▶ SEITENTEXT

********

Adidas ist seltsam zurückhaltend
Dabei könnten die Geldgeber großen Einfluss haben: Denn ein gutes Drittel aller Fifa-Einnahmen stammt von Sponsoren, nach dem Verkauf der internationalen Fernsehrechte ist das die größte Einnahmequelle für die Fifa. Die amerikanischen Fifa-Partner hatten vorvergangenes Wochenende gerade noch die Kurve gekriegt: Die Kreditkartenfirma Visa, Coca-Cola, der Brauereikonzern Anheuser-Bush Inbev und McDonald's hatten in einer Erklärung nachdrücklich den Rücktritt von Blatter verlangt. Mit jedem Tag, der vergehe, werde "das Bild und der Ruf der Fifa weiter befleckt". Man kann diskutieren, warum die US-Firmen gerade jetzt, wenn auch reichlich spät, an die Öffentlichkeit gegangen sind. Wahrscheinlich haben die strengen US-Gesetze sie nach den Korruptionsermittlungen dazu gezwungen. Aber immerhin, sie haben eindeutig Position bezogen.
Seltsam zurückhaltend ist nach wie vor Adidas. Der deutsche Sportartikelkonzern vermied es immer, Blatter eindeutig zum Rücktritt aufzufordern, übrigens genauso wie der südkoreanische Autobauer Hyundai und der russische Energiekonzern Gazprom - eine zweifelhafte Gesellschaft. Konzernchef Herbert Hainer forderte zwar immer wieder einen Neuanfang. Doch richtig klare Worte fand er nicht. Dies wäre nötig, zumal Adidas und Blatter eine lange gemeinsame Geschichte verbindet. Horst Dassler, der Sohn von Firmengründer Adi, half Blatter schon Ende der 70er-Jahre. Gerade vor diesem Hintergrund wäre eine klare Distanzierung und ein eindeutiger Schnitt wichtig. Das ist bis heute ausgeblieben.

********

▶ BEREITGESTELLTE ANGABEN

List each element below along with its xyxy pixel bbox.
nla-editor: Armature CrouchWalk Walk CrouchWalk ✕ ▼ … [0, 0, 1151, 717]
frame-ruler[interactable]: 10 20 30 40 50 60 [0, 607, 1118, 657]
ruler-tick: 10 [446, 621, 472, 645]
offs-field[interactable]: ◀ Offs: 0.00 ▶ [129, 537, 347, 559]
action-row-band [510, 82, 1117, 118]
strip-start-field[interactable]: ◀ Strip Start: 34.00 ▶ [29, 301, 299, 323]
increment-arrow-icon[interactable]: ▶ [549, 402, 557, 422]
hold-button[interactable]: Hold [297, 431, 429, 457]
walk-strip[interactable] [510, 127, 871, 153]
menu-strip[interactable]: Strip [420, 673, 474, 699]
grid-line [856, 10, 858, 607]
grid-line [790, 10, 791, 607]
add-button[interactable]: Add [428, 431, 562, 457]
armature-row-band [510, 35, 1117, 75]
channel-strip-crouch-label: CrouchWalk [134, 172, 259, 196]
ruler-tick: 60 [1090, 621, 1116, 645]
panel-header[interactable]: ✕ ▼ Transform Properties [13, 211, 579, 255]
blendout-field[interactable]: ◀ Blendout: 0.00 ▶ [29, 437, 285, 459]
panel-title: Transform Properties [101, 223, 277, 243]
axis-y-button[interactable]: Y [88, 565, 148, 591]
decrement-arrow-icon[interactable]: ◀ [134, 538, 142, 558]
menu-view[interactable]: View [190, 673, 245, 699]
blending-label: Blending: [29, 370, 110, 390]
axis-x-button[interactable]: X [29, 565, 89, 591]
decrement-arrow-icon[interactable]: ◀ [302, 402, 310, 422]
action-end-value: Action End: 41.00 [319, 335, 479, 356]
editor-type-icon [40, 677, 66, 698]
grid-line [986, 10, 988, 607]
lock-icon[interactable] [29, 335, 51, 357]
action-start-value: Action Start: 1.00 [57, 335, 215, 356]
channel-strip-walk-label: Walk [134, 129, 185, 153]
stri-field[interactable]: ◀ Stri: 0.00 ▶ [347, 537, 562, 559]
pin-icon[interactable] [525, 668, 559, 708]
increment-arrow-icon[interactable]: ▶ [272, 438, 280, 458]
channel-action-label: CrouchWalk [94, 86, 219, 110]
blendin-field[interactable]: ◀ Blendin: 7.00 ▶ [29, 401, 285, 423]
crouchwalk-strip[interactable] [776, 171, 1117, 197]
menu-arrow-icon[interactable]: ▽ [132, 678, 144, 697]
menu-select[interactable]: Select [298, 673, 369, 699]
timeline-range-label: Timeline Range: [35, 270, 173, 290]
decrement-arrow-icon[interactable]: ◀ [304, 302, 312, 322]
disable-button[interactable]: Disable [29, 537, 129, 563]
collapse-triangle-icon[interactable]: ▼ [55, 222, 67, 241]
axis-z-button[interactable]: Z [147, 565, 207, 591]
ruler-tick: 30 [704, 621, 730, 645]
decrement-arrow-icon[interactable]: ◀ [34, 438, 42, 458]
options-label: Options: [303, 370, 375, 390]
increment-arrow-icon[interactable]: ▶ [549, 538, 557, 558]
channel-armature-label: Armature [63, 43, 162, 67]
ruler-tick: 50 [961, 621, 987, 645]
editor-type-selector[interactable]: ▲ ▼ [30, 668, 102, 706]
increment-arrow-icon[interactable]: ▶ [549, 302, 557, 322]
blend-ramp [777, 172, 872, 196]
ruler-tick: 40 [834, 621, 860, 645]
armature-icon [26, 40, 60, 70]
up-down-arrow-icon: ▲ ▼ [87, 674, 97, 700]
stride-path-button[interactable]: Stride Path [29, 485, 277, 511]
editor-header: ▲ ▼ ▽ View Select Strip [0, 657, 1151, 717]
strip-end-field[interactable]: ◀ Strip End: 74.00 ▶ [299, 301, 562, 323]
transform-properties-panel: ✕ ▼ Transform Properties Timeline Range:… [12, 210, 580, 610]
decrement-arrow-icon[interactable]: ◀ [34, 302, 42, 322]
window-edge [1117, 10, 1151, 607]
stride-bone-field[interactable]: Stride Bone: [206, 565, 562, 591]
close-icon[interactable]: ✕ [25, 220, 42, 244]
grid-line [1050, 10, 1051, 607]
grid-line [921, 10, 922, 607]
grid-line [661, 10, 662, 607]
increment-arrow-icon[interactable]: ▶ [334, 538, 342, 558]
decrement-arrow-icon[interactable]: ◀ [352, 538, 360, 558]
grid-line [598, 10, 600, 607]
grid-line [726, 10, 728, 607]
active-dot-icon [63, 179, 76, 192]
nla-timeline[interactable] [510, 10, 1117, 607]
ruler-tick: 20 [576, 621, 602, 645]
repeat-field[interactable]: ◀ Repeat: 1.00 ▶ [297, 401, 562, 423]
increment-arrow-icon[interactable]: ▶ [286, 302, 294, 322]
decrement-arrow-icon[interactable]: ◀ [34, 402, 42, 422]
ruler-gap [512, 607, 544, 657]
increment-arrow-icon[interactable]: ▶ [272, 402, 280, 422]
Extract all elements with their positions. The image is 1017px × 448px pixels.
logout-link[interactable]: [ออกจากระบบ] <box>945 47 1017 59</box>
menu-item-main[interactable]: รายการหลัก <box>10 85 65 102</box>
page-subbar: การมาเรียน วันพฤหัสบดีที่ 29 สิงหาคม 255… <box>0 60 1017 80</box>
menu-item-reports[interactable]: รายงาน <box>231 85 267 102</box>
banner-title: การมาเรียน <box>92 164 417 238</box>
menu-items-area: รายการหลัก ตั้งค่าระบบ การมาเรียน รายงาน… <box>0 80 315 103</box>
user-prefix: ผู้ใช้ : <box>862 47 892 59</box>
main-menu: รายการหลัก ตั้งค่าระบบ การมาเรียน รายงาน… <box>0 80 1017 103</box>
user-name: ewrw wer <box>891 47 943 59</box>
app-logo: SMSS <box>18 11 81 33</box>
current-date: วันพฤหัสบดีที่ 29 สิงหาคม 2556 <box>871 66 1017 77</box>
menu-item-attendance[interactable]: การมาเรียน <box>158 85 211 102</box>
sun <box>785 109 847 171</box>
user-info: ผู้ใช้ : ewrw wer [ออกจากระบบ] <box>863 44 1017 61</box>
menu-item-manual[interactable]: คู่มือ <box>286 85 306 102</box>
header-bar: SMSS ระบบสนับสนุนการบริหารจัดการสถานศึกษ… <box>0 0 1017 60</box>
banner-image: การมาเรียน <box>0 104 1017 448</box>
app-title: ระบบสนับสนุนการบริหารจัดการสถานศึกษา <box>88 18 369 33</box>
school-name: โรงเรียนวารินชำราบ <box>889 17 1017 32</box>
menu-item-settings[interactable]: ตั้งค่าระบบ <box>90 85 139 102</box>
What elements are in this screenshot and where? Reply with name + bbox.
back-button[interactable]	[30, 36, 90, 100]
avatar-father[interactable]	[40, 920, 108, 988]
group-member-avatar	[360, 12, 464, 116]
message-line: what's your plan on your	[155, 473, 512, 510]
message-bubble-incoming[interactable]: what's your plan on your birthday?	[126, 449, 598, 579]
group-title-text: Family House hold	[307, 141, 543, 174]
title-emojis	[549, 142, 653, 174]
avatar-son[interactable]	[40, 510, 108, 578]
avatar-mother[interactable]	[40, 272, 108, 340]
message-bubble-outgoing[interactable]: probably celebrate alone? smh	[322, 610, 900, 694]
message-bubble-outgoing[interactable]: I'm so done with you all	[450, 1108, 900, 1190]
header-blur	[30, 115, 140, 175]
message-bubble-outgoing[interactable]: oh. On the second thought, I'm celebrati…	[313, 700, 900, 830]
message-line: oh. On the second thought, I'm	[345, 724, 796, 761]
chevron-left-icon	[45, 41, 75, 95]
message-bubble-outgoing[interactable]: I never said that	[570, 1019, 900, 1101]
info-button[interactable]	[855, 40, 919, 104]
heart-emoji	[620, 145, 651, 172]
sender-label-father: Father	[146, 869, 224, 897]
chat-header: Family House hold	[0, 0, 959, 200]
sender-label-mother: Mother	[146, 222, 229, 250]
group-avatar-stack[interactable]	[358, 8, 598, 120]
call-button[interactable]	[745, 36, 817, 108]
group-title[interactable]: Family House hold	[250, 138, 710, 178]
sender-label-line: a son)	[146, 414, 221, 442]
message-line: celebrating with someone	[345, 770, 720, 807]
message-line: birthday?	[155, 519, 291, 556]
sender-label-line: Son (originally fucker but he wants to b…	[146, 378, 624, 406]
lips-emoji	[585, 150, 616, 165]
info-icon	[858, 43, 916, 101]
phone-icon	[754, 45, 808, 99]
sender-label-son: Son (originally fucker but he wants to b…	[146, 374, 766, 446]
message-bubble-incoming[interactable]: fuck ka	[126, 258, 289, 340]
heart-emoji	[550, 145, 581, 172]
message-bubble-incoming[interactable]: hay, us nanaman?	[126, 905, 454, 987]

********

▶ AUFGABE 1
Welche Fifa-Partner verlangten laut Seitentext in einer Erklärung den Rücktritt von Blatter? Nenne alle.
▶ AUFGABE 2
Wer half Blatter laut Seitentext schon Ende der 70er-Jahre?
▶ AUFGABE 3
Schreibe den Seitentext über Adidas und die Fifa nach seinem letzten Satz weiter.

▶ ANTWORTFELD 1
Visa, Coca-Cola, Anheuser-Bush Inbev und McDonald's

▶ ANTWORTFELD 2
Horst Dassler, der Sohn von Firmengründer Adi.

▶ ANTWORTFELD 3
Die Verträge von Adidas mit der Fifa laufen noch bis zum Jahr 2030. Über die Jahrzehnte sind die Deutschen ein Partner des Fifa-Systems geworden. Sie geben nicht nur Geld und werben, sie rüsten auch die Offiziellen aus und stellen den Fußball. Jetzt müssen die Deutschen entschieden dem Eindruck entgegenwirken, sie stünden auf der Seite Blatters, stützten sein System.
Abhängigkeiten sind gefährlich für beide Seiten
Der Fall zeigt, wie gefährlich die Abhängigkeit von wenigen Großsponsoren generell ist - für beide Seiten. Volkswagen hat mit dem VfL Wolfsburg einen eigenen Bundesligaklub, ist über Tochterfirmen an zwei weiteren beteiligt, unterstützt weitere 16 Bundesliga-Vereine. Das ist nicht gut, der Einfluss der Autoleute ist einfach zu groß. Andersherum ist es gefährlich, wenn der Hauptsponsor, wie VW jetzt im Abgasskandal, in schwere Not gerät. Der neue Konzernchef Matthias Müller hat bereits angekündigt, das Fußball-Engagement werde überprüft. Viele Vereine fürchten nun, dass das große Geld aus Wolfsburg ausbleibt. Ähnlich ist es in der Formel Eins: Die Rennserie wird von den Autokonzernen und Groß-Sponsoren wie Red Bull beherrscht. Die Praktiken von Formel-Eins-Chef Bernie Ecclestone gelten ebenfalls als zweifelhaft. Doch das System ändert sich kaum.
Dabei bieten Skandale eine Chance. Das System des internationalen Fußballs etwa könnte nun grundlegend reformiert werden. Sponsoren sollten dabei mit gutem Vorbild vorangehen, sich bei dieser Sanierung an die Spitze setzen. So könnten sie auch etwas für ihr Image tun. Nach wie vor ist der Fußball weltweit attraktiv wie kaum eine andere Sportart. Weltmeisterschaften locken Hunderte Millionen Zuschauer vor den Fernseher. Die Beliebtheit der Spiele ist umgekehrt proportional zum Image der Fifa.